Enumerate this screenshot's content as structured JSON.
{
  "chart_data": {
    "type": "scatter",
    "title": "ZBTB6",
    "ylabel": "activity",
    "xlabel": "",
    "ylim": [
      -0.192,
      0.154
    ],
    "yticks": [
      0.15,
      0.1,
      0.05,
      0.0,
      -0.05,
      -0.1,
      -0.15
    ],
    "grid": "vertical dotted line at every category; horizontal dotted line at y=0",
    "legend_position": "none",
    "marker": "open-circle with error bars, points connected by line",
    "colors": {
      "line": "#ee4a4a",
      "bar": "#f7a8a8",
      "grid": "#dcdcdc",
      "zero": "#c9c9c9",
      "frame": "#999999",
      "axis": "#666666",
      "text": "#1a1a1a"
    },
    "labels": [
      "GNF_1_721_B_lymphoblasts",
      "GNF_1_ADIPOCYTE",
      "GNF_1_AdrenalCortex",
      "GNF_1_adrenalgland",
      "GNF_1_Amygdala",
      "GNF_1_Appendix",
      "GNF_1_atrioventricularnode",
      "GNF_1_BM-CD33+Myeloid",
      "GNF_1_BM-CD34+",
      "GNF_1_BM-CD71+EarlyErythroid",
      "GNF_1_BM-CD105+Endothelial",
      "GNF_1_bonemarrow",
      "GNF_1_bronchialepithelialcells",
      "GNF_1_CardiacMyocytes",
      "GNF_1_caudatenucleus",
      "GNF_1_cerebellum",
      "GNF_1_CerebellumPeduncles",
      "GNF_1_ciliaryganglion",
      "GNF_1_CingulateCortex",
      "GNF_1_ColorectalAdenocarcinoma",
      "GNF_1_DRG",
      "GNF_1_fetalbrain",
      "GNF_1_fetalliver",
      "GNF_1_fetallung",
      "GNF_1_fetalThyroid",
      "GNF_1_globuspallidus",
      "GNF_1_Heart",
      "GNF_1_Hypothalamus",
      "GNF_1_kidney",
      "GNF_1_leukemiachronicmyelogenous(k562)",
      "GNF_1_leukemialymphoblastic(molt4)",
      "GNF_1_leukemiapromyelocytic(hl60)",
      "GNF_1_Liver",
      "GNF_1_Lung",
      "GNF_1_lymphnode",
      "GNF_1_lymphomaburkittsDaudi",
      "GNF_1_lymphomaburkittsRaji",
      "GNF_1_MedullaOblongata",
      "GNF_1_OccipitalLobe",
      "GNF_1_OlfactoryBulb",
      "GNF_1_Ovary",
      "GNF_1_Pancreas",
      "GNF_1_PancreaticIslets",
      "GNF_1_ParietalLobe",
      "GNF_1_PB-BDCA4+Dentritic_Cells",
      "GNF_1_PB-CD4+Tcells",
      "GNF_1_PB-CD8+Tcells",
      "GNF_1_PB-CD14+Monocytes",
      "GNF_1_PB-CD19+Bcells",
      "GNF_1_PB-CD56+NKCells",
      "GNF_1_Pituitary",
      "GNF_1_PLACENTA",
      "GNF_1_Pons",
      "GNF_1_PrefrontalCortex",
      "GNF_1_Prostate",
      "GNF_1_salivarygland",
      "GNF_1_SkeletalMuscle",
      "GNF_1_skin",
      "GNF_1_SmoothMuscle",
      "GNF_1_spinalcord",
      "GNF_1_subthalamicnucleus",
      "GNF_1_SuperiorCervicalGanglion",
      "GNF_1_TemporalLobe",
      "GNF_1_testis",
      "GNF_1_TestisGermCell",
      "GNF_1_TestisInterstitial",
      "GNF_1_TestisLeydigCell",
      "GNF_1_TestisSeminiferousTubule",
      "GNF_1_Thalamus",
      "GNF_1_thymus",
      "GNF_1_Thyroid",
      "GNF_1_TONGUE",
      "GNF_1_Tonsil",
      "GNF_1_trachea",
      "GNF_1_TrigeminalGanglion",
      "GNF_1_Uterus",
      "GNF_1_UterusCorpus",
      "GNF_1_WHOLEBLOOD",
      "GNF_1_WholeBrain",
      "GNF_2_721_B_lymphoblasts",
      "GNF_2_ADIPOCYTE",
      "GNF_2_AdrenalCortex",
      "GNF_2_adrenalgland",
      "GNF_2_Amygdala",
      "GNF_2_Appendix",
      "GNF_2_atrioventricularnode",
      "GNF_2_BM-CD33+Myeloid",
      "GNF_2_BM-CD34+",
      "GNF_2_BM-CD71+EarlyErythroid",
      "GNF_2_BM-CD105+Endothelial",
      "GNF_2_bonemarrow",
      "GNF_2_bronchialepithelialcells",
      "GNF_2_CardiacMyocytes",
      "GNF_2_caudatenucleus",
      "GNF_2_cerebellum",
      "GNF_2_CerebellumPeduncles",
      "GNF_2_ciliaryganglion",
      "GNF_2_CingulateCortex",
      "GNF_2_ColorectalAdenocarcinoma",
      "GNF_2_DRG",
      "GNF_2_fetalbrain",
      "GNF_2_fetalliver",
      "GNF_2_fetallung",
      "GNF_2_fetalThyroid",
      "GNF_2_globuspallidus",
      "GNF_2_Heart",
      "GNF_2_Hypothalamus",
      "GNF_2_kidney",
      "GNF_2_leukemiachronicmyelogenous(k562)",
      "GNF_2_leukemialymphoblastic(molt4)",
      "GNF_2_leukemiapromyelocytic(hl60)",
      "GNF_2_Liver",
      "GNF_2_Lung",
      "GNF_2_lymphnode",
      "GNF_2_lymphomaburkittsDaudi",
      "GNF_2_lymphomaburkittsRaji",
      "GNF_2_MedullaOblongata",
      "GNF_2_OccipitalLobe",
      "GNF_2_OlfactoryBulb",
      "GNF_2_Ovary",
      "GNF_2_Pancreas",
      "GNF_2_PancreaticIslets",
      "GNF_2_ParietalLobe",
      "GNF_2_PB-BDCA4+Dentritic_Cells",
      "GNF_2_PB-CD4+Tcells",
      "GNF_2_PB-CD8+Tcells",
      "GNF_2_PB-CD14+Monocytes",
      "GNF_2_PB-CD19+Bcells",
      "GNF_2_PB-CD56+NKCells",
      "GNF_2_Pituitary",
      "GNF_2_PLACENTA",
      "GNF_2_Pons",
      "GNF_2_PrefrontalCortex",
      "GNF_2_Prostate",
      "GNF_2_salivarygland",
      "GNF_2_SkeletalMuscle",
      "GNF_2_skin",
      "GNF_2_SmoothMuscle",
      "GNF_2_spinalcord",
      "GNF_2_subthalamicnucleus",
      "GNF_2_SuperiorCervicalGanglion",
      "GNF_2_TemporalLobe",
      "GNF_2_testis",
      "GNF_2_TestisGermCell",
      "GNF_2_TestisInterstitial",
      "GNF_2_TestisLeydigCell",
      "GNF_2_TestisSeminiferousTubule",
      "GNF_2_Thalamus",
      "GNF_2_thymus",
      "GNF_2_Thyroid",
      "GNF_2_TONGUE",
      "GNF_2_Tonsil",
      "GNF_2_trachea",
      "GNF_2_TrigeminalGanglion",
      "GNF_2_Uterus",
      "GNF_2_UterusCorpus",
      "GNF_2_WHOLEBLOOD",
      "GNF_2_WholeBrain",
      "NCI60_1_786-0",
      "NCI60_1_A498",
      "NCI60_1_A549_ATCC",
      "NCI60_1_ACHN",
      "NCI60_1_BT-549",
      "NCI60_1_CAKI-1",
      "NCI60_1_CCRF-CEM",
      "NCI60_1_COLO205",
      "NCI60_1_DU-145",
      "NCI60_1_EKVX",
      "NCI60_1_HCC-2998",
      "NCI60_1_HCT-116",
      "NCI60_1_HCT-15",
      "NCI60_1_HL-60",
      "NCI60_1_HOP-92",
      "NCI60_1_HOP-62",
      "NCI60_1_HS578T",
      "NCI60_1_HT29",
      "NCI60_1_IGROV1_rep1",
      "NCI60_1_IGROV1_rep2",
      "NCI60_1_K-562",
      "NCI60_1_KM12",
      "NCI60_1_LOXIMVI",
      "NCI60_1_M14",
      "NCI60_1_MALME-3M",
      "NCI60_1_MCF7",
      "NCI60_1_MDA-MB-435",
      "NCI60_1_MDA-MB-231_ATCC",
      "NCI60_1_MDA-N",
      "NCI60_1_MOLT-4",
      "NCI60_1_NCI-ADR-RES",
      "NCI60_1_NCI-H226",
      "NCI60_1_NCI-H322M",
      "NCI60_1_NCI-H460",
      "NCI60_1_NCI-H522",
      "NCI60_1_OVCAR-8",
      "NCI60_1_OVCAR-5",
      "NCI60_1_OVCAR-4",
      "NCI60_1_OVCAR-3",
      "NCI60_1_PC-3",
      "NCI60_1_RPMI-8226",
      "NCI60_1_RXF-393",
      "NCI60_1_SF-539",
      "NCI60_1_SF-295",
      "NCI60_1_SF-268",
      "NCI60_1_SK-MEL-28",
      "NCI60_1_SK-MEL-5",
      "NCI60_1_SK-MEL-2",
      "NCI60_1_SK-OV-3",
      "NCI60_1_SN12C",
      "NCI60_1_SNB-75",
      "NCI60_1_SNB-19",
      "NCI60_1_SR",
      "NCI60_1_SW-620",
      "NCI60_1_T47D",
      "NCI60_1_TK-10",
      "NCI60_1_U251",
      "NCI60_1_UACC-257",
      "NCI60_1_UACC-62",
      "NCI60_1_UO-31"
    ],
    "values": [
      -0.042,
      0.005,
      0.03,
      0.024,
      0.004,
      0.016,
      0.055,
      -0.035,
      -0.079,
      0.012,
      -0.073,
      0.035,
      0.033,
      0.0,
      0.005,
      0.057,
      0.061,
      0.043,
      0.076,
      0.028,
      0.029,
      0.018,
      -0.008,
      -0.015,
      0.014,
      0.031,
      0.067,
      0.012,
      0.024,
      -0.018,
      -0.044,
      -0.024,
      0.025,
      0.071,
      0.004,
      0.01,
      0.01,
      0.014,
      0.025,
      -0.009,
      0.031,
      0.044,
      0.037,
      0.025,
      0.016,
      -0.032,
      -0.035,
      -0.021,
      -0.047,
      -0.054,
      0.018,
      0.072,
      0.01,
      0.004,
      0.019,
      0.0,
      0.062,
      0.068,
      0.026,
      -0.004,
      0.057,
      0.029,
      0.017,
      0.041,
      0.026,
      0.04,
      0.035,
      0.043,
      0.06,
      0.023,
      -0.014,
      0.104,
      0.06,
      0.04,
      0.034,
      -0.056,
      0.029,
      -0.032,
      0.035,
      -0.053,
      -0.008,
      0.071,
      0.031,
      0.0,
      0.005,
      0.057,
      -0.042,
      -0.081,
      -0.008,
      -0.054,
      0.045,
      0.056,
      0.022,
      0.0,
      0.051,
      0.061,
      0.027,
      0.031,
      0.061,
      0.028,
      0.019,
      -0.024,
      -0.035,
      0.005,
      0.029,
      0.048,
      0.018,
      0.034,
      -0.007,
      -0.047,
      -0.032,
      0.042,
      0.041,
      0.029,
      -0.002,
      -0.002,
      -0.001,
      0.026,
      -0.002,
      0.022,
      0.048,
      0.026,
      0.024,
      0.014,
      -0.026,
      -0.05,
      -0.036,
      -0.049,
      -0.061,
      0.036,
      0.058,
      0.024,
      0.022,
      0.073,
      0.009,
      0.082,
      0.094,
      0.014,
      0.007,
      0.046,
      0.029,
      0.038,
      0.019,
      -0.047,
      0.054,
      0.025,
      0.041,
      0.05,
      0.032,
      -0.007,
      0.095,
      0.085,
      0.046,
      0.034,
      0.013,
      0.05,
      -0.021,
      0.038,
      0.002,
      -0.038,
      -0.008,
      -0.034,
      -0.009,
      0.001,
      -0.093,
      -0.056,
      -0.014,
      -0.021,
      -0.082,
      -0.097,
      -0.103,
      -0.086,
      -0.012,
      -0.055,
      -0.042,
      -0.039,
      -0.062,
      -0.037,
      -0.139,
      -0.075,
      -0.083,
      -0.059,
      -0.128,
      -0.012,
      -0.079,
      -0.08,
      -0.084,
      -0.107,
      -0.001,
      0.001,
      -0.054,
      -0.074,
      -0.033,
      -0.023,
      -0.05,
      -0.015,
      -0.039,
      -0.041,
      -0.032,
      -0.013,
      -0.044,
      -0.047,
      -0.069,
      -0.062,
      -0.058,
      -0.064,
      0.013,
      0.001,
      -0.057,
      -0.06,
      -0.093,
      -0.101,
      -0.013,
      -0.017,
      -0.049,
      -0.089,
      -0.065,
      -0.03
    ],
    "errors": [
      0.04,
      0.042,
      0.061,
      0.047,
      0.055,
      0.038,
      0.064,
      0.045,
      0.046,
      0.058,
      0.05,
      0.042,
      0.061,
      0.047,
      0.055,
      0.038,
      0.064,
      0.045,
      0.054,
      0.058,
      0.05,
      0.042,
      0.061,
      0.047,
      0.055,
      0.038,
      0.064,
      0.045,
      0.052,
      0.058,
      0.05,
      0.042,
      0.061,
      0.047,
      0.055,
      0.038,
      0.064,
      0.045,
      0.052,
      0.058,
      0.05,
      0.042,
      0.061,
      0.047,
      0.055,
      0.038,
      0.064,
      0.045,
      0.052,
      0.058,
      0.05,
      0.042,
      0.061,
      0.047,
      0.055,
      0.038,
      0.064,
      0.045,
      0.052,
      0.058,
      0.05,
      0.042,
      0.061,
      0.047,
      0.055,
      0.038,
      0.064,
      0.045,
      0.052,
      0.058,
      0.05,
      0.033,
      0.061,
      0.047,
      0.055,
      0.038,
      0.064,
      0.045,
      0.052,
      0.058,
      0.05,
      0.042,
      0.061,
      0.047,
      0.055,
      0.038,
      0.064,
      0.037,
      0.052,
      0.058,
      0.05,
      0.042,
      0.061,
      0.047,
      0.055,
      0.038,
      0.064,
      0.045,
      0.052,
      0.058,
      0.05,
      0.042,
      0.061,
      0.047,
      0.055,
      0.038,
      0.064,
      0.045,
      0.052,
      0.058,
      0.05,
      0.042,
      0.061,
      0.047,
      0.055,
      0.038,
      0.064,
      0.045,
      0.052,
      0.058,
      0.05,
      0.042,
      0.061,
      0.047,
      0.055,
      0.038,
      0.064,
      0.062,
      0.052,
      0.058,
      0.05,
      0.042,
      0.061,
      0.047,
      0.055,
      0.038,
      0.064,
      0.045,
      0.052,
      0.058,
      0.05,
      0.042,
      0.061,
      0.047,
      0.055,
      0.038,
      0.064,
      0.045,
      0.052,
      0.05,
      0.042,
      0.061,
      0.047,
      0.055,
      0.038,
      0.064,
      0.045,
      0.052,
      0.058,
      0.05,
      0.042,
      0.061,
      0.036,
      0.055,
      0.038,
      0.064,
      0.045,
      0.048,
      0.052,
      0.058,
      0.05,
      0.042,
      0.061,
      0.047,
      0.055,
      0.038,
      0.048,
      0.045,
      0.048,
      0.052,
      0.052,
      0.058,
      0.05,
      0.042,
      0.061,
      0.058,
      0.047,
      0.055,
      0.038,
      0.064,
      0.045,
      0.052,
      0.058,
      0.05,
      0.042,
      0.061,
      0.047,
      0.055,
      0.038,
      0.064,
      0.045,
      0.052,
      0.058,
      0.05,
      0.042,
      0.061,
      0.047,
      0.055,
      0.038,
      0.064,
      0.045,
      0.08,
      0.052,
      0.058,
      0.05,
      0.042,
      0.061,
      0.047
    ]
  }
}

_ _ _ _

Problem requirements
Search the listing for the word "Bcells" and return each line that holds it.

Response
      "GNF_1_PB-CD19+Bcells",
      "GNF_2_PB-CD19+Bcells",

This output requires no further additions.